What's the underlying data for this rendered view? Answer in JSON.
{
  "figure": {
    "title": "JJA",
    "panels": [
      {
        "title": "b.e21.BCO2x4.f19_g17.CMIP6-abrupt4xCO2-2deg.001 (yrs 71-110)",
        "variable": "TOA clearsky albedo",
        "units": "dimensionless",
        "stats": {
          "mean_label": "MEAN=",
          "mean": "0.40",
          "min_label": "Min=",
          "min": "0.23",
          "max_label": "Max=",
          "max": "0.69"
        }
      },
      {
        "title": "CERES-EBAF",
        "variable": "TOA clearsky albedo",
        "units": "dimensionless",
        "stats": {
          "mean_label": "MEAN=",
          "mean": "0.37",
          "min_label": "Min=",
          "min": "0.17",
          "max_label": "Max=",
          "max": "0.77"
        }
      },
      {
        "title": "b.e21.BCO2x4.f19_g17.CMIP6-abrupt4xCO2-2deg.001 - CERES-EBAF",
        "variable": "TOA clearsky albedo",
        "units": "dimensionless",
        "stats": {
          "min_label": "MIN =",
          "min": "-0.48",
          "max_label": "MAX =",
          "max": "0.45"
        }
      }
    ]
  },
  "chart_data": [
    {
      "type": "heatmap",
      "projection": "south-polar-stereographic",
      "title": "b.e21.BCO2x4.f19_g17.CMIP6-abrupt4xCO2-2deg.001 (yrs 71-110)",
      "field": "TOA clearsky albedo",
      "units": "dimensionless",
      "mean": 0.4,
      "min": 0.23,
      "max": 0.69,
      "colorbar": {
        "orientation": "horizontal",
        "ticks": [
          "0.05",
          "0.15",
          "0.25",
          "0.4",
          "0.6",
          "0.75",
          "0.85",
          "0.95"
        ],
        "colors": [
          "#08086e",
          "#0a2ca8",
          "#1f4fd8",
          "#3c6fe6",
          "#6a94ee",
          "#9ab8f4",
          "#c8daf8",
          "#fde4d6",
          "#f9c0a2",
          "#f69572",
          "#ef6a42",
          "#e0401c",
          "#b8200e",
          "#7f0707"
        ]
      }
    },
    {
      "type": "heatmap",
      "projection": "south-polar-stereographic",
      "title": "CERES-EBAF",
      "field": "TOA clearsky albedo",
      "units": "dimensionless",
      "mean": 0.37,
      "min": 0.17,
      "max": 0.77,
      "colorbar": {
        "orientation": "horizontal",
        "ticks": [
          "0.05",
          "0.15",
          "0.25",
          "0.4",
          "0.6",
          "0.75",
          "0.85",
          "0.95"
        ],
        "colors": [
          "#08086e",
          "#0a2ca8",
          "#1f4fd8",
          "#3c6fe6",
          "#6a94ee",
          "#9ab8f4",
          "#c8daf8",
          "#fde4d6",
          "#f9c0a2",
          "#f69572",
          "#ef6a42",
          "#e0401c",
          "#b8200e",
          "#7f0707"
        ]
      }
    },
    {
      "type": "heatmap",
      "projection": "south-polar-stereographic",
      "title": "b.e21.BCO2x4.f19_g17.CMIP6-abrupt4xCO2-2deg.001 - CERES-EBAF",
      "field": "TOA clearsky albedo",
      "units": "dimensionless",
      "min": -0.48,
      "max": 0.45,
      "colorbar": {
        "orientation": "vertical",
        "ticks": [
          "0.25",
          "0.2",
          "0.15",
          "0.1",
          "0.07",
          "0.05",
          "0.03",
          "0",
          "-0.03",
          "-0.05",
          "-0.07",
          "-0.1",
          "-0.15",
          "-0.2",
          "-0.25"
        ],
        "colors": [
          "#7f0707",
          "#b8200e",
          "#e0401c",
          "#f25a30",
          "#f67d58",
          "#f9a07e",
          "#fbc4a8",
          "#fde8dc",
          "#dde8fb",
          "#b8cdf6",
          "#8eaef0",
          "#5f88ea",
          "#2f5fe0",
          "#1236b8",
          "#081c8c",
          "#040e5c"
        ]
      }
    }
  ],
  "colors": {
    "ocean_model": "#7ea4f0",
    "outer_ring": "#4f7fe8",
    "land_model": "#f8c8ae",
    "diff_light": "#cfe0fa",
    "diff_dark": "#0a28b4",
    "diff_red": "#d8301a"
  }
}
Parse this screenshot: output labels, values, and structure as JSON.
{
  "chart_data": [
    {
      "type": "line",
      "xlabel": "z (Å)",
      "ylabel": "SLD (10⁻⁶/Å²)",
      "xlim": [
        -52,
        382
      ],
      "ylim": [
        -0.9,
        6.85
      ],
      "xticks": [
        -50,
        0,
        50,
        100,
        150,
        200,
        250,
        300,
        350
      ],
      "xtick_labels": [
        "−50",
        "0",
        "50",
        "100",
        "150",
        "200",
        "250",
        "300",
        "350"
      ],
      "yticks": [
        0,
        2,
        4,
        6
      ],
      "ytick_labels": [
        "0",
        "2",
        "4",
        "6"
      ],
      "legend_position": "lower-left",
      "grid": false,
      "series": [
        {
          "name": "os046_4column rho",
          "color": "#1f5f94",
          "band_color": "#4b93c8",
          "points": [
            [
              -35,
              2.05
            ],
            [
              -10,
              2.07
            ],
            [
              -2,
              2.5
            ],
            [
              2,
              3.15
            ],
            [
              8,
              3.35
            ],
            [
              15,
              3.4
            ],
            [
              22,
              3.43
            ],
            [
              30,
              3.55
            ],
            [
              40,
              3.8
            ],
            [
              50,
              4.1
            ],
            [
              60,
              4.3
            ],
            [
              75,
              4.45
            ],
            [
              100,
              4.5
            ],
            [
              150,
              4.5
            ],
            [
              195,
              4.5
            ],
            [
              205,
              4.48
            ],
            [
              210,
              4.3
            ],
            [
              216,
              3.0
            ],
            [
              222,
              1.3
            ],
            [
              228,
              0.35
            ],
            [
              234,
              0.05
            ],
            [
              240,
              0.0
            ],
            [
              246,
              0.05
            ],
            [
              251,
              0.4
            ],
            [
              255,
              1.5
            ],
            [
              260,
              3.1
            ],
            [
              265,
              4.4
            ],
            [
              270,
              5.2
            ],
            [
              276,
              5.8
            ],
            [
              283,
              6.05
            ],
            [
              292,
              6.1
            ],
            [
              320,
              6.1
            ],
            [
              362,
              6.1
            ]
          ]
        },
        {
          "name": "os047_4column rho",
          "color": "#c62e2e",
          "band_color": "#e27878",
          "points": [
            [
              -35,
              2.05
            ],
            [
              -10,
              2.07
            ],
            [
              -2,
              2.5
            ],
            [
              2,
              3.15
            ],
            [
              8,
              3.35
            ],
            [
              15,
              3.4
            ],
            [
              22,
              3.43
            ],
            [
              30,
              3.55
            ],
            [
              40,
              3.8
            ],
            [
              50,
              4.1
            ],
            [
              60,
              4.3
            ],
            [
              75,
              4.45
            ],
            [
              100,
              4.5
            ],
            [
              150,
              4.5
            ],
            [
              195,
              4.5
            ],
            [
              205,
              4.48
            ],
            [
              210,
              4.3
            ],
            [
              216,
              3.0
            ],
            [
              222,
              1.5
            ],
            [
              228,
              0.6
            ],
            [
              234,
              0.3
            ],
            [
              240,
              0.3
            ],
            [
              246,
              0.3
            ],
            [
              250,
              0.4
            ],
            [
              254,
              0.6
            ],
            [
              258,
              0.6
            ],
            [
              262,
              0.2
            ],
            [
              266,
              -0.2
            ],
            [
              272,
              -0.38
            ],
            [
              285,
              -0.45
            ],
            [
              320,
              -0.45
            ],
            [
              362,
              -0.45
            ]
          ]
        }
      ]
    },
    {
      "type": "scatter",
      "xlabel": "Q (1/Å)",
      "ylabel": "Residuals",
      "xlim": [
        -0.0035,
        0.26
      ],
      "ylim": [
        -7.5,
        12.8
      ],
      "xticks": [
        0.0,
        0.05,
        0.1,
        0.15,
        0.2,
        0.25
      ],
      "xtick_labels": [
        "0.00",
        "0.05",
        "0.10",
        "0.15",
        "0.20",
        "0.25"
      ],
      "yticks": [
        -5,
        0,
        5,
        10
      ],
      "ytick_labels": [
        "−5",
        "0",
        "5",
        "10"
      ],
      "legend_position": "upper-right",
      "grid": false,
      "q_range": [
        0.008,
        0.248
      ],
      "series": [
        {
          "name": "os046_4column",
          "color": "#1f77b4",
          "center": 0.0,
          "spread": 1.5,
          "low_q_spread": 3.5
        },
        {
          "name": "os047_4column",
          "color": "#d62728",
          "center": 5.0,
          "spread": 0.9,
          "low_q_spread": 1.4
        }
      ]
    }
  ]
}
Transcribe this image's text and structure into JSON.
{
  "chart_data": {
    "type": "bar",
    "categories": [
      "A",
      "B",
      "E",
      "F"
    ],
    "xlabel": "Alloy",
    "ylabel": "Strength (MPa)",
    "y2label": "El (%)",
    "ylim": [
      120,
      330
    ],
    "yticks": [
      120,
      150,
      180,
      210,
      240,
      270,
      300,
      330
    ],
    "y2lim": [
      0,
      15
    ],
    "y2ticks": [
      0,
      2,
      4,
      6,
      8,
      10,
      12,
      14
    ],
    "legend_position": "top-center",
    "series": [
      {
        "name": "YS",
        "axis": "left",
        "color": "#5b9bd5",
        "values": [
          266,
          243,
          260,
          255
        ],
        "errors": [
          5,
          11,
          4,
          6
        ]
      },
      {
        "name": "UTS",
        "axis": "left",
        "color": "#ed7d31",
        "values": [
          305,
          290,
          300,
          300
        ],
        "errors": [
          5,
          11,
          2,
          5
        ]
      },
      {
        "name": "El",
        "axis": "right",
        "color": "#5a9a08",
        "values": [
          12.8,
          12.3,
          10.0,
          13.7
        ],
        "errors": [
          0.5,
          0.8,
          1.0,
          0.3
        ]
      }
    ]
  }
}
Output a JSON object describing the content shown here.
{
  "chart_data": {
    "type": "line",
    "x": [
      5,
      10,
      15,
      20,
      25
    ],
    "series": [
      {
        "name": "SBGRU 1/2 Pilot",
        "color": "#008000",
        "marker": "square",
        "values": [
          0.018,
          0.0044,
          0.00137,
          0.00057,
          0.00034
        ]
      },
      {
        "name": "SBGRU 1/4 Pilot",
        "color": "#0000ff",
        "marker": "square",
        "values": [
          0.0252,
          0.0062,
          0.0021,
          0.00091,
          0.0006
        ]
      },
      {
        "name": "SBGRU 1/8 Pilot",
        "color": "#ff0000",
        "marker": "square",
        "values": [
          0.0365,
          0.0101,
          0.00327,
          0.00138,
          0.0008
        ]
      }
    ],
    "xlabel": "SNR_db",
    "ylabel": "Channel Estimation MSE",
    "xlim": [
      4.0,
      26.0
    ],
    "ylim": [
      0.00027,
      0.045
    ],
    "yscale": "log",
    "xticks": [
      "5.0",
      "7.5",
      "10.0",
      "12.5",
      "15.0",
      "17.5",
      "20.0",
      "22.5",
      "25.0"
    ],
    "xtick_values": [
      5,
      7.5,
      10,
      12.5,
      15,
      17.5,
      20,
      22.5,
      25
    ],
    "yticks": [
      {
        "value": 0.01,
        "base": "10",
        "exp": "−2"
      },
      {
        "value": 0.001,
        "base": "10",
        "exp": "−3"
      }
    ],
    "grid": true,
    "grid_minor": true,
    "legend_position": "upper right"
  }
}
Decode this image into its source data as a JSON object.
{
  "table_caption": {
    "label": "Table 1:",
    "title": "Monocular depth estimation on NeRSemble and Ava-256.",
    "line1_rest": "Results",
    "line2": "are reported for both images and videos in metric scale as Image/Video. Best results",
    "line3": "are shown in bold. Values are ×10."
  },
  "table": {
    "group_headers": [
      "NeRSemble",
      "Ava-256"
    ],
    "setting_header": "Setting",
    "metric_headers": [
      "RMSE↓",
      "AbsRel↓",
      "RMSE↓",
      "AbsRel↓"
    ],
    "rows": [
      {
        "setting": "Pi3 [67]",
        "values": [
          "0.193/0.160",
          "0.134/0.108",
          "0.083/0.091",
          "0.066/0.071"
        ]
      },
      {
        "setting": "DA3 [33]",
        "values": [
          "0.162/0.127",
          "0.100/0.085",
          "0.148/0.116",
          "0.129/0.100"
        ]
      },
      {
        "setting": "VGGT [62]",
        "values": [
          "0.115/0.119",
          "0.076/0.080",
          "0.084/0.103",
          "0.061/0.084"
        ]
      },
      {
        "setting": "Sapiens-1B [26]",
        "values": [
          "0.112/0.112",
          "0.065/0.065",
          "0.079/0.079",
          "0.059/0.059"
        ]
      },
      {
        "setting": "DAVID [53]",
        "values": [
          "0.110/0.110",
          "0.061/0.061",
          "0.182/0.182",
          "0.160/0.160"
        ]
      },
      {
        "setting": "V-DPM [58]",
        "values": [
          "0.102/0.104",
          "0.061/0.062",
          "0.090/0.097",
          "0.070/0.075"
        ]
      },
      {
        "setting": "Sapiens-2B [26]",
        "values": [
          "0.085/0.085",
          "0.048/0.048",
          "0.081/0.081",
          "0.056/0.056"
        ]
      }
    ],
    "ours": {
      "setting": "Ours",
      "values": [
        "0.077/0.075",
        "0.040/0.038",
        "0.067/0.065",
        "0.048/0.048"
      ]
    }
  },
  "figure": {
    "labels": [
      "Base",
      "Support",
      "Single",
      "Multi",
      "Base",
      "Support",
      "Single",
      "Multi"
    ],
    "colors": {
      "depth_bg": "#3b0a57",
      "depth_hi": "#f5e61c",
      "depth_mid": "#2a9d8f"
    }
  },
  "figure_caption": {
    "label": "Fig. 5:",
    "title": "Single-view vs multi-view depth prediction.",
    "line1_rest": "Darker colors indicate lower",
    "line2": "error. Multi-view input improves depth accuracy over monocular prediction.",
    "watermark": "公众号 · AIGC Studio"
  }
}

**Stated problem:**
Give back only a number, the number of lines where the string "lower" occurs.

**Task output:**
2